_AIM OF THE EXERCISE_:
Could you copy every line in the listing below that has the word "central"?

** RECORDS TO USE follows **

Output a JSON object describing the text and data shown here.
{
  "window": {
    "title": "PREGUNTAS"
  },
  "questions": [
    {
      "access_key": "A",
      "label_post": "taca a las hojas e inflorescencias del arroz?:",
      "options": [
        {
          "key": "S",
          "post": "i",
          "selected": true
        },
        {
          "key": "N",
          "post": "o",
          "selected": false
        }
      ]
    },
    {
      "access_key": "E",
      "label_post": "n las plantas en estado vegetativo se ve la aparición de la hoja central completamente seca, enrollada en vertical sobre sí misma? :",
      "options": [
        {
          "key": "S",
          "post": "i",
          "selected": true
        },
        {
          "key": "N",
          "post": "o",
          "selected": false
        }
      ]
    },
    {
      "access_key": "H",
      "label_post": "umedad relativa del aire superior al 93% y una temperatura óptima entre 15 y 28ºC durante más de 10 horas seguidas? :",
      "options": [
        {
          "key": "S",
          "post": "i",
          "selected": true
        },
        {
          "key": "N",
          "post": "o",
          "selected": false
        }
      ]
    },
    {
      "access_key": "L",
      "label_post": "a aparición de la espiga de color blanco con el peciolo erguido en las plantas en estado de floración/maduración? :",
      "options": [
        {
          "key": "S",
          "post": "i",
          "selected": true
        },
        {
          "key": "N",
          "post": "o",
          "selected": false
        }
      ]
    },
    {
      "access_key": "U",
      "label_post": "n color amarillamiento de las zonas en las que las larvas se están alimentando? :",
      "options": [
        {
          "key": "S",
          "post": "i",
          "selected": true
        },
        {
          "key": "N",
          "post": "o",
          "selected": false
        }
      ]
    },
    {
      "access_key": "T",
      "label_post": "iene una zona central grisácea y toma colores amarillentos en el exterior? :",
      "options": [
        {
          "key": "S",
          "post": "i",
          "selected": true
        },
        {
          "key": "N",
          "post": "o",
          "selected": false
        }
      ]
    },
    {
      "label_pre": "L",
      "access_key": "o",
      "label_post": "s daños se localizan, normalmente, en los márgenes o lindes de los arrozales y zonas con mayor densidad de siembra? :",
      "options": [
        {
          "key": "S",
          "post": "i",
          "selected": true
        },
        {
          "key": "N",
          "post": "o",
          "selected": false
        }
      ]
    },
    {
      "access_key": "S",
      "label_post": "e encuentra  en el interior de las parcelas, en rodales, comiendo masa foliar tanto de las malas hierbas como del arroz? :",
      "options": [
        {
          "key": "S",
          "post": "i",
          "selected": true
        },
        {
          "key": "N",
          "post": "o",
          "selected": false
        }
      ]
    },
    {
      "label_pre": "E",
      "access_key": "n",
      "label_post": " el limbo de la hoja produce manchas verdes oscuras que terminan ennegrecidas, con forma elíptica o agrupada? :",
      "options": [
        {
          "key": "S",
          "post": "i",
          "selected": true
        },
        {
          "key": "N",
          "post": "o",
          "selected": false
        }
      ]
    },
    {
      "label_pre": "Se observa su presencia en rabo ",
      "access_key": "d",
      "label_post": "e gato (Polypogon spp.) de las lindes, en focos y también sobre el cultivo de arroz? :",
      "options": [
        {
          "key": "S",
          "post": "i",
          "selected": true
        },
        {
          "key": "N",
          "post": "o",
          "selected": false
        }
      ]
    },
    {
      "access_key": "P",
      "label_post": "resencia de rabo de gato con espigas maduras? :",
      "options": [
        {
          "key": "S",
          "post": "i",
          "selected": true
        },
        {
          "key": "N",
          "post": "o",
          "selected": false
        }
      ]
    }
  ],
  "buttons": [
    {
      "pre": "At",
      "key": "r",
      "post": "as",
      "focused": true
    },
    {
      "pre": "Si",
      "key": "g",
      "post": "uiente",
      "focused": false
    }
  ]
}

** End of RECORDS TO USE **

_TASK OUTPUT_:
      "label_post": "n las plantas en estado vegetativo se ve la aparición de la hoja central completamente seca, enrollada en vertical sobre sí misma? :",
      "label_post": "iene una zona central grisácea y toma colores amarillentos en el exterior? :",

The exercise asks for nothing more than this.